YOUR TASK:
Make an exact copy of the lines below.

[Data entries]
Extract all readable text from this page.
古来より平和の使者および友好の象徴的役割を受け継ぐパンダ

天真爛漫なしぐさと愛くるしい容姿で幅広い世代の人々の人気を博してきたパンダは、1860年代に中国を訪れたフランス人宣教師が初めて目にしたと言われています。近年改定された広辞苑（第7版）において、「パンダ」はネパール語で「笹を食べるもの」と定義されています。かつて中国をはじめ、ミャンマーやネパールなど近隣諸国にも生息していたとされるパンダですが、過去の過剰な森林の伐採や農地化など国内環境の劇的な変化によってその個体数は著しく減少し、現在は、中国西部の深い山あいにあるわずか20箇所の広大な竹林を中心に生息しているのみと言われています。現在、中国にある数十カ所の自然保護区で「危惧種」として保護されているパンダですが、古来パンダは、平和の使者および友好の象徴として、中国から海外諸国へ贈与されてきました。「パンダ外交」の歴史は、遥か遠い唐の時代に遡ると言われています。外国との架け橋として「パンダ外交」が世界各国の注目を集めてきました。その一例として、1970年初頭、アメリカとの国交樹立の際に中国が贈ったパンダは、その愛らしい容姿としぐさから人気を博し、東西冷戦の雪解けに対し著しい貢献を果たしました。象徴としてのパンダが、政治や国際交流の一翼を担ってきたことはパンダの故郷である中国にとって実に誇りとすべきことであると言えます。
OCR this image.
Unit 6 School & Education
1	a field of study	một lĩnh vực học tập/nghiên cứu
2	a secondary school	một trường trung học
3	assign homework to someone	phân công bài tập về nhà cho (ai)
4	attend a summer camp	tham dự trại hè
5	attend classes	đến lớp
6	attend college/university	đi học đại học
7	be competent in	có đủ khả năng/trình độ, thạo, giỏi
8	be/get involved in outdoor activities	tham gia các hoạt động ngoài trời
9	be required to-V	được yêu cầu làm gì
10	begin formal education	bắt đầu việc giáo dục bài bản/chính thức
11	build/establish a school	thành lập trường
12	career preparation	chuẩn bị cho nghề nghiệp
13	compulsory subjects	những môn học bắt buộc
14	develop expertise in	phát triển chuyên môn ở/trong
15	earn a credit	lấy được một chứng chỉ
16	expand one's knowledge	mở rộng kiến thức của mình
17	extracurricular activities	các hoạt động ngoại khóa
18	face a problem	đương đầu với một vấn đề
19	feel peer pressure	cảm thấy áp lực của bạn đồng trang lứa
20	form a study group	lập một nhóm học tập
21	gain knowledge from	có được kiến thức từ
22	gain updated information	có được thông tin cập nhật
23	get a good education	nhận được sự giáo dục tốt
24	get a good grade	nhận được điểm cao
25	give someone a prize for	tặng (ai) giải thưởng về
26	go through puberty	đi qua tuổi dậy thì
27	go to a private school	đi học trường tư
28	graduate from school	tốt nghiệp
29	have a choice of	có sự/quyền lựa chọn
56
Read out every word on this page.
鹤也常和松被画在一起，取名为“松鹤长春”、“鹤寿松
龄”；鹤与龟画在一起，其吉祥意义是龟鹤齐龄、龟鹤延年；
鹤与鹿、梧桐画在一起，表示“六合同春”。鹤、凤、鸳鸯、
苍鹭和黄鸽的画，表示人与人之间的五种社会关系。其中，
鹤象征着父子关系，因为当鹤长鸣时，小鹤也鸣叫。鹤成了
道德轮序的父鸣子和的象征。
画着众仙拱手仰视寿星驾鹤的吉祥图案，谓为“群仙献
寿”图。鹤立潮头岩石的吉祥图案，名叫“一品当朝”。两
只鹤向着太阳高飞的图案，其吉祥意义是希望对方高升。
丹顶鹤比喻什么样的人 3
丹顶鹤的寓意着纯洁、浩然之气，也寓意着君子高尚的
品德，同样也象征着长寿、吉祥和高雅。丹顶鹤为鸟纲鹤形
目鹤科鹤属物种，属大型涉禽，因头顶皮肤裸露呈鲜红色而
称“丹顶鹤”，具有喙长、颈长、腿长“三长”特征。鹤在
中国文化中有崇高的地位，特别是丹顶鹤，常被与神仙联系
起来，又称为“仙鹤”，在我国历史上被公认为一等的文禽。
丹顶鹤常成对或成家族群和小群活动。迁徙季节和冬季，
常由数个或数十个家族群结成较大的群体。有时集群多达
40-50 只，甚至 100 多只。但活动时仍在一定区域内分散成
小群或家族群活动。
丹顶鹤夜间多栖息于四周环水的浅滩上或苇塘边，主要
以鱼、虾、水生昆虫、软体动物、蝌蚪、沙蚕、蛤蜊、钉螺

SOLUTION TO THIS TASK:
Extract all readable text from this page.
古来より平和の使者および友好の象徴的役割を受け継ぐパンダ

天真爛漫なしぐさと愛くるしい容姿で幅広い世代の人々の人気を博してきたパンダは、1860年代に中国を訪れたフランス人宣教師が初めて目にしたと言われています。近年改定された広辞苑（第7版）において、「パンダ」はネパール語で「笹を食べるもの」と定義されています。かつて中国をはじめ、ミャンマーやネパールなど近隣諸国にも生息していたとされるパンダですが、過去の過剰な森林の伐採や農地化など国内環境の劇的な変化によってその個体数は著しく減少し、現在は、中国西部の深い山あいにあるわずか20箇所の広大な竹林を中心に生息しているのみと言われています。現在、中国にある数十カ所の自然保護区で「危惧種」として保護されているパンダですが、古来パンダは、平和の使者および友好の象徴として、中国から海外諸国へ贈与されてきました。「パンダ外交」の歴史は、遥か遠い唐の時代に遡ると言われています。外国との架け橋として「パンダ外交」が世界各国の注目を集めてきました。その一例として、1970年初頭、アメリカとの国交樹立の際に中国が贈ったパンダは、その愛らしい容姿としぐさから人気を博し、東西冷戦の雪解けに対し著しい貢献を果たしました。象徴としてのパンダが、政治や国際交流の一翼を担ってきたことはパンダの故郷である中国にとって実に誇りとすべきことであると言えます。
OCR this image.
Unit 6 School & Education
1	a field of study	một lĩnh vực học tập/nghiên cứu
2	a secondary school	một trường trung học
3	assign homework to someone	phân công bài tập về nhà cho (ai)
4	attend a summer camp	tham dự trại hè
5	attend classes	đến lớp
6	attend college/university	đi học đại học
7	be competent in	có đủ khả năng/trình độ, thạo, giỏi
8	be/get involved in outdoor activities	tham gia các hoạt động ngoài trời
9	be required to-V	được yêu cầu làm gì
10	begin formal education	bắt đầu việc giáo dục bài bản/chính thức
11	build/establish a school	thành lập trường
12	career preparation	chuẩn bị cho nghề nghiệp
13	compulsory subjects	những môn học bắt buộc
14	develop expertise in	phát triển chuyên môn ở/trong
15	earn a credit	lấy được một chứng chỉ
16	expand one's knowledge	mở rộng kiến thức của mình
17	extracurricular activities	các hoạt động ngoại khóa
18	face a problem	đương đầu với một vấn đề
19	feel peer pressure	cảm thấy áp lực của bạn đồng trang lứa
20	form a study group	lập một nhóm học tập
21	gain knowledge from	có được kiến thức từ
22	gain updated information	có được thông tin cập nhật
23	get a good education	nhận được sự giáo dục tốt
24	get a good grade	nhận được điểm cao
25	give someone a prize for	tặng (ai) giải thưởng về
26	go through puberty	đi qua tuổi dậy thì
27	go to a private school	đi học trường tư
28	graduate from school	tốt nghiệp
29	have a choice of	có sự/quyền lựa chọn
56
Read out every word on this page.
鹤也常和松被画在一起，取名为“松鹤长春”、“鹤寿松
龄”；鹤与龟画在一起，其吉祥意义是龟鹤齐龄、龟鹤延年；
鹤与鹿、梧桐画在一起，表示“六合同春”。鹤、凤、鸳鸯、
苍鹭和黄鸽的画，表示人与人之间的五种社会关系。其中，
鹤象征着父子关系，因为当鹤长鸣时，小鹤也鸣叫。鹤成了
道德轮序的父鸣子和的象征。
画着众仙拱手仰视寿星驾鹤的吉祥图案，谓为“群仙献
寿”图。鹤立潮头岩石的吉祥图案，名叫“一品当朝”。两
只鹤向着太阳高飞的图案，其吉祥意义是希望对方高升。
丹顶鹤比喻什么样的人 3
丹顶鹤的寓意着纯洁、浩然之气，也寓意着君子高尚的
品德，同样也象征着长寿、吉祥和高雅。丹顶鹤为鸟纲鹤形
目鹤科鹤属物种，属大型涉禽，因头顶皮肤裸露呈鲜红色而
称“丹顶鹤”，具有喙长、颈长、腿长“三长”特征。鹤在
中国文化中有崇高的地位，特别是丹顶鹤，常被与神仙联系
起来，又称为“仙鹤”，在我国历史上被公认为一等的文禽。
丹顶鹤常成对或成家族群和小群活动。迁徙季节和冬季，
常由数个或数十个家族群结成较大的群体。有时集群多达
40-50 只，甚至 100 多只。但活动时仍在一定区域内分散成
小群或家族群活动。
丹顶鹤夜间多栖息于四周环水的浅滩上或苇塘边，主要
以鱼、虾、水生昆虫、软体动物、蝌蚪、沙蚕、蛤蜊、钉螺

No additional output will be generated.